> **LISTED RECORDS**
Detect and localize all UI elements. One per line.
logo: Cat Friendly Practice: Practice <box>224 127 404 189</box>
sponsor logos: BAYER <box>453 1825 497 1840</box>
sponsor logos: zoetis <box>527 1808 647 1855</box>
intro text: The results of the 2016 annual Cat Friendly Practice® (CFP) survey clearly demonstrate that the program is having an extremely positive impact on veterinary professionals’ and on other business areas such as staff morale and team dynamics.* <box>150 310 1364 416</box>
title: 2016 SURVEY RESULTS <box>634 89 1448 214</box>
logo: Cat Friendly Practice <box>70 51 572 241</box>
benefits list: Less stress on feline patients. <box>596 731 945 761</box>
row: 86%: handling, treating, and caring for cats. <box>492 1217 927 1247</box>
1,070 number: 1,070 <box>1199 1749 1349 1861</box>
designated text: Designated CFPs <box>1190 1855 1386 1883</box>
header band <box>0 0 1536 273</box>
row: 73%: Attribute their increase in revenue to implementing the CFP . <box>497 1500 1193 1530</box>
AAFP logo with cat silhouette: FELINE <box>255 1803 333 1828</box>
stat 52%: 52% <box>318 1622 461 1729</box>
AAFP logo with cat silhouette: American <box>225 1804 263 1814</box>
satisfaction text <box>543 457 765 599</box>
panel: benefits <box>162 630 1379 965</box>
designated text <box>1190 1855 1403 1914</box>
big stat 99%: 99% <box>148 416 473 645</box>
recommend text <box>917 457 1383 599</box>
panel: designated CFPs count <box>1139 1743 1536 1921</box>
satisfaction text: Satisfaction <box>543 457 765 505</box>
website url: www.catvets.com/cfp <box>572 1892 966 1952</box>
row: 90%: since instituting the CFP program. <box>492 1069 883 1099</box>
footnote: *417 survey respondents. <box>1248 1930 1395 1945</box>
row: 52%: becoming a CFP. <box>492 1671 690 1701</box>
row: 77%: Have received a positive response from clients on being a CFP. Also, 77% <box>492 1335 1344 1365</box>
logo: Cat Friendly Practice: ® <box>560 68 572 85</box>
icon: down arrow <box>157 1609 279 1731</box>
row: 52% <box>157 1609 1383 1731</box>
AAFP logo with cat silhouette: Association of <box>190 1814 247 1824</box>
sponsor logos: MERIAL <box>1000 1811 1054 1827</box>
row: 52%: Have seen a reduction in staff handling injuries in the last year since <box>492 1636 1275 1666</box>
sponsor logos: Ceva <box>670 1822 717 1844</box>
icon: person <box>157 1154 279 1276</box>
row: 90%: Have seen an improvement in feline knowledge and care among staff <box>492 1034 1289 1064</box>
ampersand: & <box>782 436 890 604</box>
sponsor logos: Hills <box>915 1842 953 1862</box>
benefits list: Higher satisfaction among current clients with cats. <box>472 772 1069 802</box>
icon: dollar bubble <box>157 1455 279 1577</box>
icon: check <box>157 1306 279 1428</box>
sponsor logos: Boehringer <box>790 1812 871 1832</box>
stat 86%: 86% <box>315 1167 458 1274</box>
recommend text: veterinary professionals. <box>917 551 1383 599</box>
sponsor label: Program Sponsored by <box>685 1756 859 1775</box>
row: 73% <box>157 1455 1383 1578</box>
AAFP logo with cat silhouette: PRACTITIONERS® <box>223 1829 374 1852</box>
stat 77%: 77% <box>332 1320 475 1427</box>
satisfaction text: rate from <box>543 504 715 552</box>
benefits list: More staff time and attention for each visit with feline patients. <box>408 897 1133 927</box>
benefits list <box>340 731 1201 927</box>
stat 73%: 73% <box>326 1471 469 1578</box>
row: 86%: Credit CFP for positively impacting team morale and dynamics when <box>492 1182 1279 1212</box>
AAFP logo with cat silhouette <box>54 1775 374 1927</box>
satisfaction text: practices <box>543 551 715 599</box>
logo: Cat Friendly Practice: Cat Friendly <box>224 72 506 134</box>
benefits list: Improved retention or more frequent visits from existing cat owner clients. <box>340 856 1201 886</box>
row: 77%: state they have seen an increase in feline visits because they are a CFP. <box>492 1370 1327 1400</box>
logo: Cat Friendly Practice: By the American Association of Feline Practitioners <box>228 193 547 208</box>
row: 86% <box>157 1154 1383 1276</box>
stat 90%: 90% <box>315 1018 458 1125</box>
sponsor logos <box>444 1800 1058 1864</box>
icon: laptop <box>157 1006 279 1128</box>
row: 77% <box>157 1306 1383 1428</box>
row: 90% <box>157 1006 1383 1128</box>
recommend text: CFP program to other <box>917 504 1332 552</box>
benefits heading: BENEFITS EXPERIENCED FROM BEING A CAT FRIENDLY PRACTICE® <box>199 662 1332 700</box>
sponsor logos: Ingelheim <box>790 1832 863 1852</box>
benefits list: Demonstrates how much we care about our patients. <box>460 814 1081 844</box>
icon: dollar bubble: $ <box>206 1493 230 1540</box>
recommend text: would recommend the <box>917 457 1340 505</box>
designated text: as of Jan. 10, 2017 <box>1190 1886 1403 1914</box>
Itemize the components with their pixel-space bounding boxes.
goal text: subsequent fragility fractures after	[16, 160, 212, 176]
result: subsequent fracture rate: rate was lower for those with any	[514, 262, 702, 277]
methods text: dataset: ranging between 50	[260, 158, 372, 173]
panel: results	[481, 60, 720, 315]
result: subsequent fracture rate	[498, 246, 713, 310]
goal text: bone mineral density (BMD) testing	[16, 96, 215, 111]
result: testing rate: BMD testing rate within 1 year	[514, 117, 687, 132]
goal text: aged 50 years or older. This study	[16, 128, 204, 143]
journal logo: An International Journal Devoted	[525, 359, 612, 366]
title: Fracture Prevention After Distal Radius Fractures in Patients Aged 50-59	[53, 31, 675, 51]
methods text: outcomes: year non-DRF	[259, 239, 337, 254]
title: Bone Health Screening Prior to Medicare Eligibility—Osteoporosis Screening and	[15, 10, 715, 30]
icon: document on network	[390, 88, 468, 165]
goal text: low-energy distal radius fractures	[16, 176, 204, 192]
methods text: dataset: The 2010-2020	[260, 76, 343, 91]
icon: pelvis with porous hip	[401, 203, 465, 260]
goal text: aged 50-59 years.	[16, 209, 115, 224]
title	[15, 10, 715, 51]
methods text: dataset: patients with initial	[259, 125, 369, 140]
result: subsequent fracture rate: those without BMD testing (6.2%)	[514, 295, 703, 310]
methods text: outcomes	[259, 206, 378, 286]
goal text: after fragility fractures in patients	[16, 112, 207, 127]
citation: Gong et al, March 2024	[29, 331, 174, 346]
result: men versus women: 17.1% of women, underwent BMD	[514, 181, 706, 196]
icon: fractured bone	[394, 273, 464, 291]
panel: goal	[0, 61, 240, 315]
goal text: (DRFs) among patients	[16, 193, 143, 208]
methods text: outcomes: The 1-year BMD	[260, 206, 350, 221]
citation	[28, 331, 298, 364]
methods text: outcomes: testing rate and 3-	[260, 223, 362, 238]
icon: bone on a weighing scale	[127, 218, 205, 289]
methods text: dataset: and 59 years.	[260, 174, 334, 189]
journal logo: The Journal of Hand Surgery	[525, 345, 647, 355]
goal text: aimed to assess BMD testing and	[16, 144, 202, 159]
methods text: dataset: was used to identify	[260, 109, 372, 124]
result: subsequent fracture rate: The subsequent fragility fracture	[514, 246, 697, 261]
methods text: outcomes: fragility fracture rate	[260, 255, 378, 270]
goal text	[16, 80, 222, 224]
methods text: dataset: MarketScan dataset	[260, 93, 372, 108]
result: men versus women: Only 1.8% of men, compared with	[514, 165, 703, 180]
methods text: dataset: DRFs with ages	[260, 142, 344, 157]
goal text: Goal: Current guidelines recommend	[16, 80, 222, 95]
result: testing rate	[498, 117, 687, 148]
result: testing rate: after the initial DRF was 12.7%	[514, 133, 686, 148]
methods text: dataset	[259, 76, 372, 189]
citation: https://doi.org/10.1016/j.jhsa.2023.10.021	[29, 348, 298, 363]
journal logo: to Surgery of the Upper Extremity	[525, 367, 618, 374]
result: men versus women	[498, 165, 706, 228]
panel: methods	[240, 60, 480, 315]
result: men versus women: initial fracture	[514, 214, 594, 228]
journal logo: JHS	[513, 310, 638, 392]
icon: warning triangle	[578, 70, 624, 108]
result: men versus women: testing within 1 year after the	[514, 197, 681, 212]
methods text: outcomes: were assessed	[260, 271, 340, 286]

> **WORK INSTRUCTION**
In the records, which lines mention the word "DRFs"? Copy those lines.

> **YOUR SOLUTION**
goal text: (DRFs) among patients	[16, 193, 143, 208]
methods text: dataset: DRFs with ages	[260, 142, 344, 157]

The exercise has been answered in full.